Aim:
Print the listing below exactly.

Material for the task:
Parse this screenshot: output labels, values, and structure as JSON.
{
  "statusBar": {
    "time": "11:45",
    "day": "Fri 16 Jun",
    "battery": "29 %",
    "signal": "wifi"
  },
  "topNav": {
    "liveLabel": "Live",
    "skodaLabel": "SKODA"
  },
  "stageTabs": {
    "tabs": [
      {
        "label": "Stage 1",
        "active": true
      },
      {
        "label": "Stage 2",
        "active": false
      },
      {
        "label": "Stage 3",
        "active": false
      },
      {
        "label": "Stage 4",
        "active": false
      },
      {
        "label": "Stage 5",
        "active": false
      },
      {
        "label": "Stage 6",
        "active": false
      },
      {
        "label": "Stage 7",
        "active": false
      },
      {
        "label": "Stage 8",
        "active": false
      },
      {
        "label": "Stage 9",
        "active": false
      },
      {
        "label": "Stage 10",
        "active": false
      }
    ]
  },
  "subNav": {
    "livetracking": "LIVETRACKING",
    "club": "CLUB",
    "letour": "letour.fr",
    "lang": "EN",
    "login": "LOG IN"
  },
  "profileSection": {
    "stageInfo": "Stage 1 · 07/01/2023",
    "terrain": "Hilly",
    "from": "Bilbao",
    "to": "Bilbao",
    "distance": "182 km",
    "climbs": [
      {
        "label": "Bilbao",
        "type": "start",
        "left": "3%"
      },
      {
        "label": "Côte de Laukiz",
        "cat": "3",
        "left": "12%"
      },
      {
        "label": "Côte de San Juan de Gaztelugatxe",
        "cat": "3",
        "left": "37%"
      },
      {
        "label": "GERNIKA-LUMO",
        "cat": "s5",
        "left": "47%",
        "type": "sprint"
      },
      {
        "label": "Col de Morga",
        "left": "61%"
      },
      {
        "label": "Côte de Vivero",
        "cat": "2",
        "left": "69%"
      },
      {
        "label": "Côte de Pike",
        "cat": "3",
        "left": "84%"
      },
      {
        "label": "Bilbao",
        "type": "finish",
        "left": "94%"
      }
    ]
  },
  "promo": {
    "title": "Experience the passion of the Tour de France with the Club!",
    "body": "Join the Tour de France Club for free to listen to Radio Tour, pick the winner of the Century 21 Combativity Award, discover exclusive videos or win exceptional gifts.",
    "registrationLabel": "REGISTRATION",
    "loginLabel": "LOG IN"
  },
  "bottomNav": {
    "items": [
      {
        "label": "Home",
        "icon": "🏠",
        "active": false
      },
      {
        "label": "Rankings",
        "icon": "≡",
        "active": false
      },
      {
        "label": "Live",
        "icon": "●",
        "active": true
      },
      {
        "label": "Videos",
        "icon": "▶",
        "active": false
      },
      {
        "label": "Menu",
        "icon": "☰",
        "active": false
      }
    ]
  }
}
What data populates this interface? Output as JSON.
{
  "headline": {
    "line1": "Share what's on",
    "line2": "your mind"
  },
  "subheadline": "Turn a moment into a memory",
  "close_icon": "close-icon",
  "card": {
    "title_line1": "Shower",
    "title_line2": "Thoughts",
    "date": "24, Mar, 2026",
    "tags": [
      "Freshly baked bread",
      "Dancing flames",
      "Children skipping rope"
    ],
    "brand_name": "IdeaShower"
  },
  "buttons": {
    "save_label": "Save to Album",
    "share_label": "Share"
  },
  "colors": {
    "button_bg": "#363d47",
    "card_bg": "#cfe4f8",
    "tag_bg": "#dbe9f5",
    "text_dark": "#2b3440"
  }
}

Final answer:
Parse this screenshot: output labels, values, and structure as JSON.
{
  "statusBar": {
    "time": "11:45",
    "day": "Fri 16 Jun",
    "battery": "29 %",
    "signal": "wifi"
  },
  "topNav": {
    "liveLabel": "Live",
    "skodaLabel": "SKODA"
  },
  "stageTabs": {
    "tabs": [
      {
        "label": "Stage 1",
        "active": true
      },
      {
        "label": "Stage 2",
        "active": false
      },
      {
        "label": "Stage 3",
        "active": false
      },
      {
        "label": "Stage 4",
        "active": false
      },
      {
        "label": "Stage 5",
        "active": false
      },
      {
        "label": "Stage 6",
        "active": false
      },
      {
        "label": "Stage 7",
        "active": false
      },
      {
        "label": "Stage 8",
        "active": false
      },
      {
        "label": "Stage 9",
        "active": false
      },
      {
        "label": "Stage 10",
        "active": false
      }
    ]
  },
  "subNav": {
    "livetracking": "LIVETRACKING",
    "club": "CLUB",
    "letour": "letour.fr",
    "lang": "EN",
    "login": "LOG IN"
  },
  "profileSection": {
    "stageInfo": "Stage 1 · 07/01/2023",
    "terrain": "Hilly",
    "from": "Bilbao",
    "to": "Bilbao",
    "distance": "182 km",
    "climbs": [
      {
        "label": "Bilbao",
        "type": "start",
        "left": "3%"
      },
      {
        "label": "Côte de Laukiz",
        "cat": "3",
        "left": "12%"
      },
      {
        "label": "Côte de San Juan de Gaztelugatxe",
        "cat": "3",
        "left": "37%"
      },
      {
        "label": "GERNIKA-LUMO",
        "cat": "s5",
        "left": "47%",
        "type": "sprint"
      },
      {
        "label": "Col de Morga",
        "left": "61%"
      },
      {
        "label": "Côte de Vivero",
        "cat": "2",
        "left": "69%"
      },
      {
        "label": "Côte de Pike",
        "cat": "3",
        "left": "84%"
      },
      {
        "label": "Bilbao",
        "type": "finish",
        "left": "94%"
      }
    ]
  },
  "promo": {
    "title": "Experience the passion of the Tour de France with the Club!",
    "body": "Join the Tour de France Club for free to listen to Radio Tour, pick the winner of the Century 21 Combativity Award, discover exclusive videos or win exceptional gifts.",
    "registrationLabel": "REGISTRATION",
    "loginLabel": "LOG IN"
  },
  "bottomNav": {
    "items": [
      {
        "label": "Home",
        "icon": "🏠",
        "active": false
      },
      {
        "label": "Rankings",
        "icon": "≡",
        "active": false
      },
      {
        "label": "Live",
        "icon": "●",
        "active": true
      },
      {
        "label": "Videos",
        "icon": "▶",
        "active": false
      },
      {
        "label": "Menu",
        "icon": "☰",
        "active": false
      }
    ]
  }
}
What data populates this interface? Output as JSON.
{
  "headline": {
    "line1": "Share what's on",
    "line2": "your mind"
  },
  "subheadline": "Turn a moment into a memory",
  "close_icon": "close-icon",
  "card": {
    "title_line1": "Shower",
    "title_line2": "Thoughts",
    "date": "24, Mar, 2026",
    "tags": [
      "Freshly baked bread",
      "Dancing flames",
      "Children skipping rope"
    ],
    "brand_name": "IdeaShower"
  },
  "buttons": {
    "save_label": "Save to Album",
    "share_label": "Share"
  },
  "colors": {
    "button_bg": "#363d47",
    "card_bg": "#cfe4f8",
    "tag_bg": "#dbe9f5",
    "text_dark": "#2b3440"
  }
}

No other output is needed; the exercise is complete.